## Provided text
● ● ● ●
Association Between Protein Tyrosine Phosphatase Non-Receptor Type 22 (PTPN22) Polymorphisms and Risk of Ankylosing Spondylitis: A Meta-analysis

Weiming Wang1AG*, Xiantao Meng1AG, Yupeng Liu1BC, Xiaojun Ma1CD, Qian Zhang1DE, Chunhui Li1EF, Chenye Li1CF, Liubao Ren1BD

DOI: 10.12659/MSM.901083

Med Sci Monit 2017; 23:2619-2624

Abstract

BACKGROUND: Ankylosing spondylitis (AS) is a chronic autoimmune disease that involves the imbalance of peripheral tolerance possibly caused by the negative signal of activated T cells. The polymorphisms in the human protein tyrosine phosphatase non-receptor type 22 (PTPN22) gene have been pointed out to be related to the pathogenesis of AS, but conclusions over this issue remain contradictory. We attempted to give a more precise conclusion about the effects of PTPN22 polymorphisms on AS risk by means of a meta-analysis.
● ● ● ●
## Work instructions
1. According to the PTPN22 excerpt, what kind of disease is ankylosing spondylitis?
2. Condense the paragraph of the PTPN22 excerpt that begins "BACKGROUND: Ankylosing spondylitis" into a short bulleted list that keeps its main facts.
3. Transcribe part of the PTPN22 excerpt word for word, beginning at "Association Between Protein" and stopping after "of a meta-analysis.".
● ● ● ●
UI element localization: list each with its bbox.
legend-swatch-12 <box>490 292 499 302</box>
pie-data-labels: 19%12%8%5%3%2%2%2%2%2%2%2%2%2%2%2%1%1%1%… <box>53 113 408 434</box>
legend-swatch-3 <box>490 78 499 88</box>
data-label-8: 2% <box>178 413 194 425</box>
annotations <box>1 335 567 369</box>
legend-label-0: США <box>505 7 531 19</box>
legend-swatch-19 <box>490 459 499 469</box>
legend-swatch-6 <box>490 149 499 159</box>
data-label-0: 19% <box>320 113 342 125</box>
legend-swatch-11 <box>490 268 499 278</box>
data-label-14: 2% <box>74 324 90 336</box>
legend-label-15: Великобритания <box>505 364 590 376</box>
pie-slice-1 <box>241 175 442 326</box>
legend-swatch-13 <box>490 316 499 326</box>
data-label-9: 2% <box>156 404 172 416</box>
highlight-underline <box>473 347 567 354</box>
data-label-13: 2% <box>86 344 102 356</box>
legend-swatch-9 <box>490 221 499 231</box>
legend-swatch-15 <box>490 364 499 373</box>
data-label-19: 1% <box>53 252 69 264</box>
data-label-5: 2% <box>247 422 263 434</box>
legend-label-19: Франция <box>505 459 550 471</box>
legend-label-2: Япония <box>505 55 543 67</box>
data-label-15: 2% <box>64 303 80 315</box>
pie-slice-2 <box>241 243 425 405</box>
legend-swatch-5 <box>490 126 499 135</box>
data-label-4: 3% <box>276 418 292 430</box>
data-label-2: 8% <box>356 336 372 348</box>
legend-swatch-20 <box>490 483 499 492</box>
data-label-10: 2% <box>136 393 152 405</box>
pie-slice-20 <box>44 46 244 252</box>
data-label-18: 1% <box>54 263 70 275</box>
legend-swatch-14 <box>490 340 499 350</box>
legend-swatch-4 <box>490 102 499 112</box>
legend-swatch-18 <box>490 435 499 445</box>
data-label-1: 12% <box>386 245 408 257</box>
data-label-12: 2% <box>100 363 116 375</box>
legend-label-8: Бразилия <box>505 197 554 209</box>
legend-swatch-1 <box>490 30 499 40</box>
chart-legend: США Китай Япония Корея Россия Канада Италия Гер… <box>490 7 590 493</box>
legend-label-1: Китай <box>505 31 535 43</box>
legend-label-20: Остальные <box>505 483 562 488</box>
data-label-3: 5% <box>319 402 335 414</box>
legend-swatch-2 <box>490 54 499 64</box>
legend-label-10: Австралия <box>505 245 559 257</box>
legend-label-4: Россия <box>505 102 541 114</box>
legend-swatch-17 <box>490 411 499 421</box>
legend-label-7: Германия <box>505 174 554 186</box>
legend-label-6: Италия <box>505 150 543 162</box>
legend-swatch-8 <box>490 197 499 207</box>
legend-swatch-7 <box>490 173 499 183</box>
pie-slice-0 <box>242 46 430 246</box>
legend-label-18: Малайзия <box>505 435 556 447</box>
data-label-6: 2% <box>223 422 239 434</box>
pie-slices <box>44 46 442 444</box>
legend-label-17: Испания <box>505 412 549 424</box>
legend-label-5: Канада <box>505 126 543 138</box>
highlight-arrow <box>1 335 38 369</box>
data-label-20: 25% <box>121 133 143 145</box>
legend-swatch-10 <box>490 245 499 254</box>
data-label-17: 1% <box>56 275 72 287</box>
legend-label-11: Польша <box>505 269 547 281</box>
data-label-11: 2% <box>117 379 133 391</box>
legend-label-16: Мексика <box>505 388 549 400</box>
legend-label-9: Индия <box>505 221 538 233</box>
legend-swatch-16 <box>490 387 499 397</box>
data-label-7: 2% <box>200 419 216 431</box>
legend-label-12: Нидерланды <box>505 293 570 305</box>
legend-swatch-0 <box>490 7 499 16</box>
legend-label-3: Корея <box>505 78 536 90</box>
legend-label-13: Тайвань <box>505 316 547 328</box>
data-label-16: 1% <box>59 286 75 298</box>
● ● ● ●
## Numbered answers
1. A chronic autoimmune disease.

2.
- Ankylosing spondylitis (AS) is a chronic autoimmune disease involving an imbalance of peripheral tolerance, possibly caused by the negative signal of activated T cells.
- Polymorphisms in the human PTPN22 gene have been pointed out as related to the pathogenesis of AS.
- Conclusions on this issue remain contradictory.
- The authors performed a meta-analysis to reach a more precise conclusion about the effects of PTPN22 polymorphisms on AS risk.

3.
Association Between Protein Tyrosine Phosphatase Non-Receptor Type 22 (PTPN22) Polymorphisms and Risk of Ankylosing Spondylitis: A Meta-analysis

Weiming Wang1AG*, Xiantao Meng1AG, Yupeng Liu1BC, Xiaojun Ma1CD, Qian Zhang1DE, Chunhui Li1EF, Chenye Li1CF, Liubao Ren1BD

DOI: 10.12659/MSM.901083

Med Sci Monit 2017; 23:2619-2624

Abstract

BACKGROUND: Ankylosing spondylitis (AS) is a chronic autoimmune disease that involves the imbalance of peripheral tolerance possibly caused by the negative signal of activated T cells. The polymorphisms in the human protein tyrosine phosphatase non-receptor type 22 (PTPN22) gene have been pointed out to be related to the pathogenesis of AS, but conclusions over this issue remain contradictory. We attempted to give a more precise conclusion about the effects of PTPN22 polymorphisms on AS risk by means of a meta-analysis.